(Data entries)
_ _ _ _ _
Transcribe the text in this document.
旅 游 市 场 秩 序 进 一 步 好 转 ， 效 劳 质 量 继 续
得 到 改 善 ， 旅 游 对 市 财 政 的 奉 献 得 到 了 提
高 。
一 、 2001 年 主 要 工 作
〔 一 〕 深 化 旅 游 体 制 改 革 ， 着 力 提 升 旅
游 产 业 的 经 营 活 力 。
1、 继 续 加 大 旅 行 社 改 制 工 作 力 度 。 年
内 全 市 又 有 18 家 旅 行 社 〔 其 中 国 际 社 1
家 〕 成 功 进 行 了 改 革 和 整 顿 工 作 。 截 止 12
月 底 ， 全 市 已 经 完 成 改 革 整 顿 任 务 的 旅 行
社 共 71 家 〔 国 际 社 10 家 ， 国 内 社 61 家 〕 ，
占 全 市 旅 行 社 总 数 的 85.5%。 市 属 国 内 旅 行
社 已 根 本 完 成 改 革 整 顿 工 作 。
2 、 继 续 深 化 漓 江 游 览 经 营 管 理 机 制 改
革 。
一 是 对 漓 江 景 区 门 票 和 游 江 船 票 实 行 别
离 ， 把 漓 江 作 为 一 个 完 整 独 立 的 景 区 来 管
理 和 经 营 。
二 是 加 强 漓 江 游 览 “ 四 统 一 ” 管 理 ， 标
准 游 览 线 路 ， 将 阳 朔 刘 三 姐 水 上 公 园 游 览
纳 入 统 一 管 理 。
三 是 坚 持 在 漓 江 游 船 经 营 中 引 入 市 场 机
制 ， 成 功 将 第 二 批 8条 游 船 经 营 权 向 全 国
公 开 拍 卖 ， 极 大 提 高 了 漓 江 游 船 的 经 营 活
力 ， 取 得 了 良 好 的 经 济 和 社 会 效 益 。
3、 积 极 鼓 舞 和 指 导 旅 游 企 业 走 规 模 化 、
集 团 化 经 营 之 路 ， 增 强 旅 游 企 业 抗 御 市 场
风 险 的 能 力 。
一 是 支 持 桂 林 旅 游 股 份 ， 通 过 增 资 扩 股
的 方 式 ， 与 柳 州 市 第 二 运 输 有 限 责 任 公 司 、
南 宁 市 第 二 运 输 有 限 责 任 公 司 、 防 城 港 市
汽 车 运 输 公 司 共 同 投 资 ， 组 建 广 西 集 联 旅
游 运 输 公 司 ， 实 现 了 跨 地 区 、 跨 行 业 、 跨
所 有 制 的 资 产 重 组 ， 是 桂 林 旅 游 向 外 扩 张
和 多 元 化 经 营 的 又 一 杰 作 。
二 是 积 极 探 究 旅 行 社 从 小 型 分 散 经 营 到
_ _ _ _ _
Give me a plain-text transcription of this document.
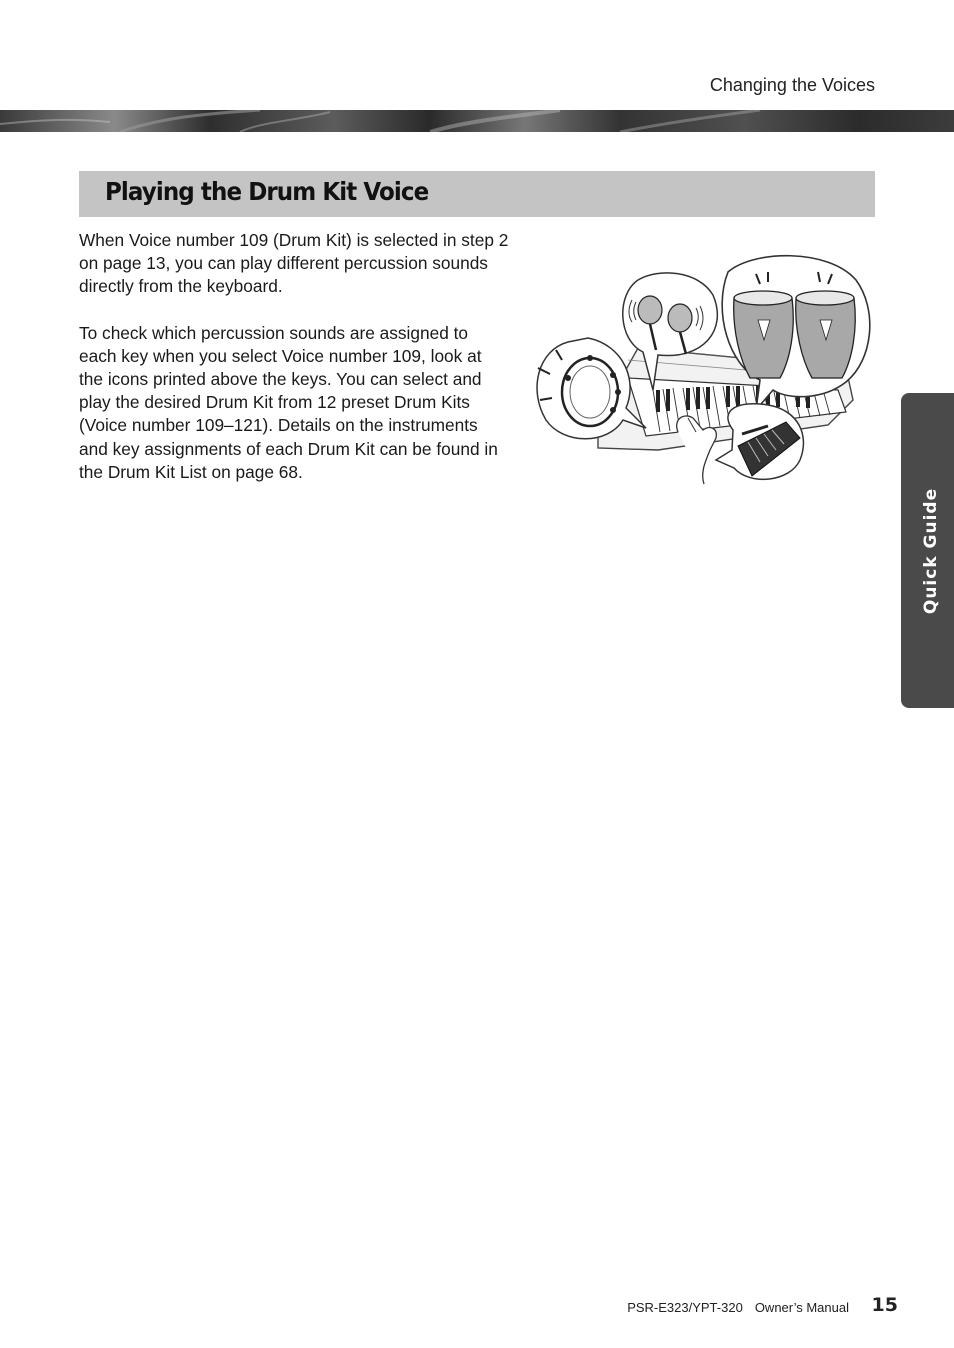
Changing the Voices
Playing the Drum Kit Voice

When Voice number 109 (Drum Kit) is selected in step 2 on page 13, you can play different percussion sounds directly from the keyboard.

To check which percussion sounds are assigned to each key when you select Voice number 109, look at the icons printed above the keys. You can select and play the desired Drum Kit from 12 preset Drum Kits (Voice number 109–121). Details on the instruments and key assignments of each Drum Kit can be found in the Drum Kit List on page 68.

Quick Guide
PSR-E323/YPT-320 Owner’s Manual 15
_ _ _ _ _
> [Exercise description]: Select the lines from the entries that include the word "number".

> [Response below]:
When Voice number 109 (Drum Kit) is selected in step 2 on page 13, you can play different percussion sounds directly from the keyboard.
To check which percussion sounds are assigned to each key when you select Voice number 109, look at the icons printed above the keys. You can select and play the desired Drum Kit from 12 preset Drum Kits (Voice number 109–121). Details on the instruments and key assignments of each Drum Kit can be found in the Drum Kit List on page 68.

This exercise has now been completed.